| TASK INSTRUCTIONS |
Lift every line from the entries that includes the word "marker".

Entries taken from a collection
________

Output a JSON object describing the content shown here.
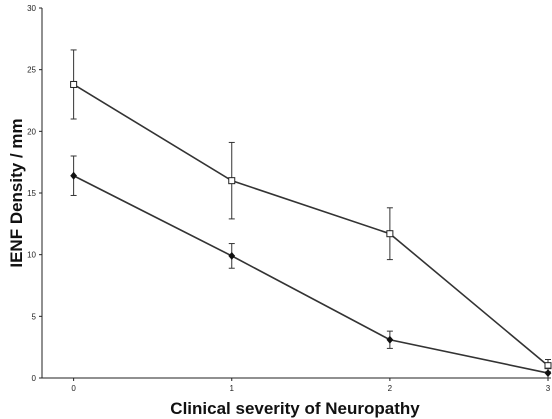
{
  "chart_data": {
    "type": "line",
    "title": "",
    "xlabel": "Clinical severity of Neuropathy",
    "ylabel": "IENF Density / mm",
    "xlim": [
      -0.2,
      3
    ],
    "ylim": [
      0,
      30
    ],
    "xticks": [
      0,
      1,
      2,
      3
    ],
    "yticks": [
      0,
      5,
      10,
      15,
      20,
      25,
      30
    ],
    "grid": false,
    "legend": "none",
    "series": [
      {
        "marker": "open-square",
        "color": "#333333",
        "x": [
          0,
          1,
          2,
          3
        ],
        "values": [
          23.8,
          16.0,
          11.7,
          1.0
        ],
        "error": [
          2.8,
          3.1,
          2.1,
          0.5
        ]
      },
      {
        "marker": "filled-diamond",
        "color": "#333333",
        "x": [
          0,
          1,
          2,
          3
        ],
        "values": [
          16.4,
          9.9,
          3.1,
          0.4
        ],
        "error": [
          1.6,
          1.0,
          0.7,
          0.4
        ]
      }
    ]
  }
}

________

| THE REPLY |
        "marker": "open-square",
        "marker": "filled-diamond",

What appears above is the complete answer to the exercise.